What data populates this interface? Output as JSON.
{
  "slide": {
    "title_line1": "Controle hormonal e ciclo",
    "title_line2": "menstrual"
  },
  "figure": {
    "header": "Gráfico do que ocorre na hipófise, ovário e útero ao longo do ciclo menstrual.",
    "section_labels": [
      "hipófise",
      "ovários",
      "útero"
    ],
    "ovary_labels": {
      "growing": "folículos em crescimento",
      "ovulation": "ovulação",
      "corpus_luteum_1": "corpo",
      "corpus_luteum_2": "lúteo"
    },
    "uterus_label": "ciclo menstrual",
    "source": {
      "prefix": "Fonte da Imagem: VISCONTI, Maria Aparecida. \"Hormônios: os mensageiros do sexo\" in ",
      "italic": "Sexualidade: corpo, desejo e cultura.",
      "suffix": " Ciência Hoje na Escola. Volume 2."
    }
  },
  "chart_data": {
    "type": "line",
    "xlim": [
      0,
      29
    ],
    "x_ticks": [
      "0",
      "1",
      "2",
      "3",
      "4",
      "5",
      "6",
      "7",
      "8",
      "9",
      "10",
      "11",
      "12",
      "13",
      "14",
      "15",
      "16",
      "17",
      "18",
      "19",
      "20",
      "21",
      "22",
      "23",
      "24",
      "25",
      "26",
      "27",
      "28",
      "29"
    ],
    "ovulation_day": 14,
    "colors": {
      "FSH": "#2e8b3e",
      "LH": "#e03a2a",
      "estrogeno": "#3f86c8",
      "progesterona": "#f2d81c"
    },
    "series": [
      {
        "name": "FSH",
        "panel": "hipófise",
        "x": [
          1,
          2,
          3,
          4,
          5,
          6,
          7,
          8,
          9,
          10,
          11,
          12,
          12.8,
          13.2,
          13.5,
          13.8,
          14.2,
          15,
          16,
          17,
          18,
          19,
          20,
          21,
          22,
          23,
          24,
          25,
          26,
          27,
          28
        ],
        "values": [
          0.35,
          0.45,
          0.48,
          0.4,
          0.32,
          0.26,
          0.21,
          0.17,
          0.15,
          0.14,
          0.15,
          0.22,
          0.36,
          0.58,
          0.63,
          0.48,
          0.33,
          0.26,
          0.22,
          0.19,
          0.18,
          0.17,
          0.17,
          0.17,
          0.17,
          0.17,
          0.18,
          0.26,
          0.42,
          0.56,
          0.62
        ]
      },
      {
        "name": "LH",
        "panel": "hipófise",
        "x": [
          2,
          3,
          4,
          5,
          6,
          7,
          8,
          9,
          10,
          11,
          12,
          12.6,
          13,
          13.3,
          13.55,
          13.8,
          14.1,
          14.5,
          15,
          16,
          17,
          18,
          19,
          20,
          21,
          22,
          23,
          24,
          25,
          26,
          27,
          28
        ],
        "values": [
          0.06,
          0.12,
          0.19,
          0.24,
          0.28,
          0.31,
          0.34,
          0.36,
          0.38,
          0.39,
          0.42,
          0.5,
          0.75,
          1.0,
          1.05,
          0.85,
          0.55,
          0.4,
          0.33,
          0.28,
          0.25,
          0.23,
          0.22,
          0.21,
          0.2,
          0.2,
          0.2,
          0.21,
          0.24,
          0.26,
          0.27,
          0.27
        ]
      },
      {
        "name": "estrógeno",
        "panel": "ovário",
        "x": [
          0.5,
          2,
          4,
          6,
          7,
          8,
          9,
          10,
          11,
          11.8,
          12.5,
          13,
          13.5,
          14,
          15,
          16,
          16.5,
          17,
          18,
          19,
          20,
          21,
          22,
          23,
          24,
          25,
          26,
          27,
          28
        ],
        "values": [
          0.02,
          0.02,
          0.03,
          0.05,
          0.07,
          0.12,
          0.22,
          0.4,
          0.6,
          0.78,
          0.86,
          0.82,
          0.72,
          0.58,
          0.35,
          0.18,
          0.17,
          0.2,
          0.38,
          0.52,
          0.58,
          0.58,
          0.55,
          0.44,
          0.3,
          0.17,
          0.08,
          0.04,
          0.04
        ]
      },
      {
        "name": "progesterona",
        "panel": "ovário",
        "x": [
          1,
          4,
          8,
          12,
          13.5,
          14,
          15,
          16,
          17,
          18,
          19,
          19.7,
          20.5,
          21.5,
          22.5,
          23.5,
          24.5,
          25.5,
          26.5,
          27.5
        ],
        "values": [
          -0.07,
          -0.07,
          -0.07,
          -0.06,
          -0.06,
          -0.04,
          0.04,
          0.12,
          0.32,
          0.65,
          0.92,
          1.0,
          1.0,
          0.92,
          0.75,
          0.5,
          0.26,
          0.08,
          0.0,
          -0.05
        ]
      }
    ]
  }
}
--------------------------------
*PROBLEM STATEMENT*. Report all lines of the material that contain the word "corpo".

*SOLUTION FOR THIS TASK*.
      "corpus_luteum_1": "corpo",
      "italic": "Sexualidade: corpo, desejo e cultura.",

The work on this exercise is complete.